What the task asks
Select lines where the word "오키나와" appears.

## start Extracted data

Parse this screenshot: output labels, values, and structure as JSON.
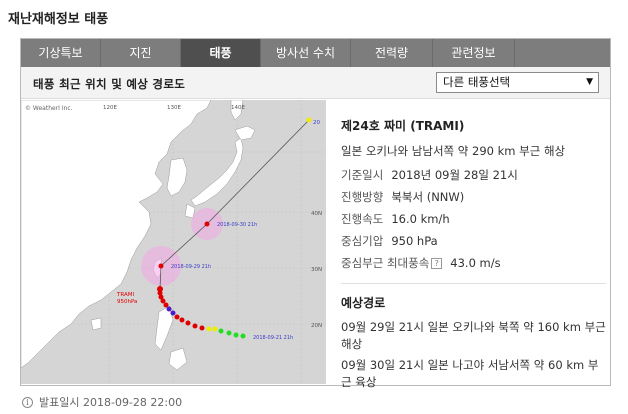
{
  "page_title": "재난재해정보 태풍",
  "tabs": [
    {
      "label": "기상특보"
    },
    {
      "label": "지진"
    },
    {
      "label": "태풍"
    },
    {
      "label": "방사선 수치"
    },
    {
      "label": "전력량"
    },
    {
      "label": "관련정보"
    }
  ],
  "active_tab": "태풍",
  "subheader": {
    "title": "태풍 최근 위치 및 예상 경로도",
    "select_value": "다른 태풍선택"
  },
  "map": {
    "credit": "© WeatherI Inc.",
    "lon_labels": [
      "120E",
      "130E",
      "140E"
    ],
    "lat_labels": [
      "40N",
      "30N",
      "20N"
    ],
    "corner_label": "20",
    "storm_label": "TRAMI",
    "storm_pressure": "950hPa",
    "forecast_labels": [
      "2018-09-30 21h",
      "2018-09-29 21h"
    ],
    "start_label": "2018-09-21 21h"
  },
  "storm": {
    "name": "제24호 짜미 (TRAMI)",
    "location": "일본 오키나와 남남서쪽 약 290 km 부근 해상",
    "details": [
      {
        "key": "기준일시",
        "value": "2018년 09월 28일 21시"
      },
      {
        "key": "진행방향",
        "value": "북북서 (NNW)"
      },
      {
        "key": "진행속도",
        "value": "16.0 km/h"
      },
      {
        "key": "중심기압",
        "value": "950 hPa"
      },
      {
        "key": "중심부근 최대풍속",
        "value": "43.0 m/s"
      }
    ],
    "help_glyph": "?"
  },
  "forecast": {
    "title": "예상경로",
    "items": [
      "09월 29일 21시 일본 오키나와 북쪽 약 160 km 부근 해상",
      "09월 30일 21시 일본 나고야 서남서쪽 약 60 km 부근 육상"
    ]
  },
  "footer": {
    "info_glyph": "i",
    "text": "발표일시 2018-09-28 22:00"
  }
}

## end Extracted data

Answer below
    "location": "일본 오키나와 남남서쪽 약 290 km 부근 해상",
      "09월 29일 21시 일본 오키나와 북쪽 약 160 km 부근 해상",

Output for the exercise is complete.